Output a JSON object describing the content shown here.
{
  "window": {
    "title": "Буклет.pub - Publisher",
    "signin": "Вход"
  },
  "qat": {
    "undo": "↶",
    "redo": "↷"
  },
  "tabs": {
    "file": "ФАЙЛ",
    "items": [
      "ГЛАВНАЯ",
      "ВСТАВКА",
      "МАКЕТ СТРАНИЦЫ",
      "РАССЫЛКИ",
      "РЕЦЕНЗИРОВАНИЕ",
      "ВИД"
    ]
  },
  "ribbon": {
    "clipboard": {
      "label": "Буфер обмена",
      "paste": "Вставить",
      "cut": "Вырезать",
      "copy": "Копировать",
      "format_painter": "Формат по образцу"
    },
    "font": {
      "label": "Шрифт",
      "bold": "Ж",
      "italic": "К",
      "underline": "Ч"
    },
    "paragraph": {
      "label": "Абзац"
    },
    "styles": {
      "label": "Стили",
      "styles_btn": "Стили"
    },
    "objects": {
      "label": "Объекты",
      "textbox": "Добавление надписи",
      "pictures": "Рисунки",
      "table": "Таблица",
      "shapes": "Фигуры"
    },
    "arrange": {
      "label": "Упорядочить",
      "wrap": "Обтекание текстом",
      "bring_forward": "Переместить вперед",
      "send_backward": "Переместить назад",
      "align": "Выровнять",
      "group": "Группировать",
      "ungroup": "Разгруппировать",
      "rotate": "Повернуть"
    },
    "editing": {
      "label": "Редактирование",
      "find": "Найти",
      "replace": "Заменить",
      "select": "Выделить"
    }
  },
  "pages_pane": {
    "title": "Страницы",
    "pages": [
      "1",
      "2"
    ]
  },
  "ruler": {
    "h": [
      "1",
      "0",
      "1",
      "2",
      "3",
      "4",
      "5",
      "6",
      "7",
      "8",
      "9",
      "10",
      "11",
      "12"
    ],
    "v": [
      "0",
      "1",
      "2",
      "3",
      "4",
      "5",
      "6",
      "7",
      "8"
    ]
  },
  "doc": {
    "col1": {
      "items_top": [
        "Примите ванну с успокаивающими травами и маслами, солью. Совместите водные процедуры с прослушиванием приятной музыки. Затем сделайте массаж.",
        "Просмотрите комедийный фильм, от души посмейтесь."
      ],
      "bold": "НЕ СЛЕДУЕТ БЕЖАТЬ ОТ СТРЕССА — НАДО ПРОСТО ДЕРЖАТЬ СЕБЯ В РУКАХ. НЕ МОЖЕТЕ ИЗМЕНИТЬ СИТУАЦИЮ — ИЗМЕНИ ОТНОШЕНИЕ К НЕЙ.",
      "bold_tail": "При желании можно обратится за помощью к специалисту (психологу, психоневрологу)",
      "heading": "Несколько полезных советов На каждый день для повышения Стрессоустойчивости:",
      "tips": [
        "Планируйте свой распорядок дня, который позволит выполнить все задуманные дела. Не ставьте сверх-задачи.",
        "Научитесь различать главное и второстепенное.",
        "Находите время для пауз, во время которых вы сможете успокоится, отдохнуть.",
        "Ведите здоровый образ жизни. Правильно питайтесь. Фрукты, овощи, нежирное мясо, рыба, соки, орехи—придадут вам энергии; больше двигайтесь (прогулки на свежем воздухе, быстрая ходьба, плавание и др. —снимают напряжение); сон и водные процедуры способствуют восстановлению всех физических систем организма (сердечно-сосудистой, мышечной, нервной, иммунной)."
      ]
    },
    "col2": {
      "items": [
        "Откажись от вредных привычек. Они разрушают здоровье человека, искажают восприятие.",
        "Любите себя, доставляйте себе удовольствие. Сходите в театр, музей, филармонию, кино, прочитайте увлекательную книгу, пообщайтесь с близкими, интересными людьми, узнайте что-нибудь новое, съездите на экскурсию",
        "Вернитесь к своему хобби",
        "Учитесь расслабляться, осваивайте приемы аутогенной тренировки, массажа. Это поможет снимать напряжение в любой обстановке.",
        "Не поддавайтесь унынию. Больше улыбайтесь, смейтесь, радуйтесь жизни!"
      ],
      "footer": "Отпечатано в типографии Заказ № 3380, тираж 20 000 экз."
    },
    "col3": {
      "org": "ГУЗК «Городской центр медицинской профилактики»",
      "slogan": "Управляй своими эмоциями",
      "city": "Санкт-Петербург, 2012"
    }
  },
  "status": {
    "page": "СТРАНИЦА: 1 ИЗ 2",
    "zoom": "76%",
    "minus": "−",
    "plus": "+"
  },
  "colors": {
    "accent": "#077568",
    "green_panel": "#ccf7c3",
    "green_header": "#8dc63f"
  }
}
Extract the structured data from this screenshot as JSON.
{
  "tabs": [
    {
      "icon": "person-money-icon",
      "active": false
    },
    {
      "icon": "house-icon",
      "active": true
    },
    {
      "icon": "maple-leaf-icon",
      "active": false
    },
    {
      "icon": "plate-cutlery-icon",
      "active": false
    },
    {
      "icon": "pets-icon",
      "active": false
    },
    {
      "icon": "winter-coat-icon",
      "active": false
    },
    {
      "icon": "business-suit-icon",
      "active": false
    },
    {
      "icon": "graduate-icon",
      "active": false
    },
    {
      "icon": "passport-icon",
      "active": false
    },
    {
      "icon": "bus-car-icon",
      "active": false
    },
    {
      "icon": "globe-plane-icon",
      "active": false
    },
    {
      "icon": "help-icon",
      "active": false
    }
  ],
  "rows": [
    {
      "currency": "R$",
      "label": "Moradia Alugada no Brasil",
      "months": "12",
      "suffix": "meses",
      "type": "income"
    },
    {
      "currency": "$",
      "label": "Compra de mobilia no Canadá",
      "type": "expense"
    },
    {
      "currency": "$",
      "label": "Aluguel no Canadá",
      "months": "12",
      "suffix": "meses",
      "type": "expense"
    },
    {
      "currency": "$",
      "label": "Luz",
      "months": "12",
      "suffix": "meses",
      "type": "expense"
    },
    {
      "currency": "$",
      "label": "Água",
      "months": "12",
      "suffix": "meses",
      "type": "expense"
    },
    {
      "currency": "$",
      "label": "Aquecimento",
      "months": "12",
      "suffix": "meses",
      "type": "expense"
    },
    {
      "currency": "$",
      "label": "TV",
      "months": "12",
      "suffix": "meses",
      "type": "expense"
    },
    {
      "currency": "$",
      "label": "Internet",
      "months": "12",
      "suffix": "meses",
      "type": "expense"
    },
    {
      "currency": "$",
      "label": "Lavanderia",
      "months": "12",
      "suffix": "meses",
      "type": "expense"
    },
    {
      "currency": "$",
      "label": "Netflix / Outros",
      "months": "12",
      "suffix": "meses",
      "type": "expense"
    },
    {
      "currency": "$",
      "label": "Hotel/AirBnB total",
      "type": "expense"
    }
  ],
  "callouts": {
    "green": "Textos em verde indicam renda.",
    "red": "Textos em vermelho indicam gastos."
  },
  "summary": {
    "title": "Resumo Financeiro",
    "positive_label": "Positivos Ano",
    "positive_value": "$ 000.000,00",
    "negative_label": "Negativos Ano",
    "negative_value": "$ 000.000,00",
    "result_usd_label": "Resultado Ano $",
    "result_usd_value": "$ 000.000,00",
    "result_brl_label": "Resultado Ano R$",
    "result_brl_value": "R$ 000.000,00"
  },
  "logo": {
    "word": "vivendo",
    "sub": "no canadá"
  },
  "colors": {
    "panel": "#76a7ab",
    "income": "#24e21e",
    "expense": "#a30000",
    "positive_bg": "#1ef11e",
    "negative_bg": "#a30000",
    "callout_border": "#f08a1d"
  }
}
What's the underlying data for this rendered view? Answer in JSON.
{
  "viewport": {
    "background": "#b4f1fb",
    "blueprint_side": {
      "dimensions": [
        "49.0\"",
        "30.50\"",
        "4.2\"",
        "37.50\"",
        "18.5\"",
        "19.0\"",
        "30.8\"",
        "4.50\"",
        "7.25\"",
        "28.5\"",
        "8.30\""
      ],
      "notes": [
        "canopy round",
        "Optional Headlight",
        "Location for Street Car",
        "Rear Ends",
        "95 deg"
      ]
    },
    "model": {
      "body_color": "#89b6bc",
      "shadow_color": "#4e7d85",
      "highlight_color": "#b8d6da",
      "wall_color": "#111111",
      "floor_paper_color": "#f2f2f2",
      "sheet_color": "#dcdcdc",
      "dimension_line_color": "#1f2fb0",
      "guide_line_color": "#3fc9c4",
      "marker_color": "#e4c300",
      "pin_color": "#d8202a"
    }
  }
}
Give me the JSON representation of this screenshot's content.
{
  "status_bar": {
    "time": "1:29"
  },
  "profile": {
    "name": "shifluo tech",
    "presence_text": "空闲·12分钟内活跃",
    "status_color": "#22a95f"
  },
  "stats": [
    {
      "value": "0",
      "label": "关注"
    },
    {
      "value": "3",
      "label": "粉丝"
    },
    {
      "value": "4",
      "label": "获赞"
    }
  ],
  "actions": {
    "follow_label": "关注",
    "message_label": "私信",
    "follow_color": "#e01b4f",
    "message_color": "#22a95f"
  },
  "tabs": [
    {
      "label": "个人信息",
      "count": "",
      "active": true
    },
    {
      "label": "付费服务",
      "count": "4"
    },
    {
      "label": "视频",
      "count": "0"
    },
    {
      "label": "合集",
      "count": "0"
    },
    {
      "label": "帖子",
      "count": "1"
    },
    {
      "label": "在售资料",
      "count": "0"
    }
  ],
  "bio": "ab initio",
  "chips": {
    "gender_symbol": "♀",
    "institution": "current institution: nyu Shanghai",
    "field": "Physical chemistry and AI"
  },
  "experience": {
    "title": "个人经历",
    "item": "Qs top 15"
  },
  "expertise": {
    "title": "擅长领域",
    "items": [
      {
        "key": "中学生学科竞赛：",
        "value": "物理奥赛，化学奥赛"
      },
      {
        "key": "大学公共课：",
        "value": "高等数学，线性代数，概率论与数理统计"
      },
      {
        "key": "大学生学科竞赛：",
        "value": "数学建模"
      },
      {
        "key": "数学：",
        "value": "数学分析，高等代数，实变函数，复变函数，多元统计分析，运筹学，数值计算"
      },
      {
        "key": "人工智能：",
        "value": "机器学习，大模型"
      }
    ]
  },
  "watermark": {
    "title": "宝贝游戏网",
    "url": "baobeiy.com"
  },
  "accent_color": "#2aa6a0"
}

**What to work on:**
Look through the entries above; copy every line holding the string "жизни".

**Correct response:**
        "Ведите здоровый образ жизни. Правильно питайтесь. Фрукты, овощи, нежирное мясо, рыба, соки, орехи—придадут вам энергии; больше двигайтесь (прогулки на свежем воздухе, быстрая ходьба, плавание и др. —снимают напряжение); сон и водные процедуры способствуют восстановлению всех физических систем организма (сердечно-сосудистой, мышечной, нервной, иммунной)."
        "Не поддавайтесь унынию. Больше улыбайтесь, смейтесь, радуйтесь жизни!"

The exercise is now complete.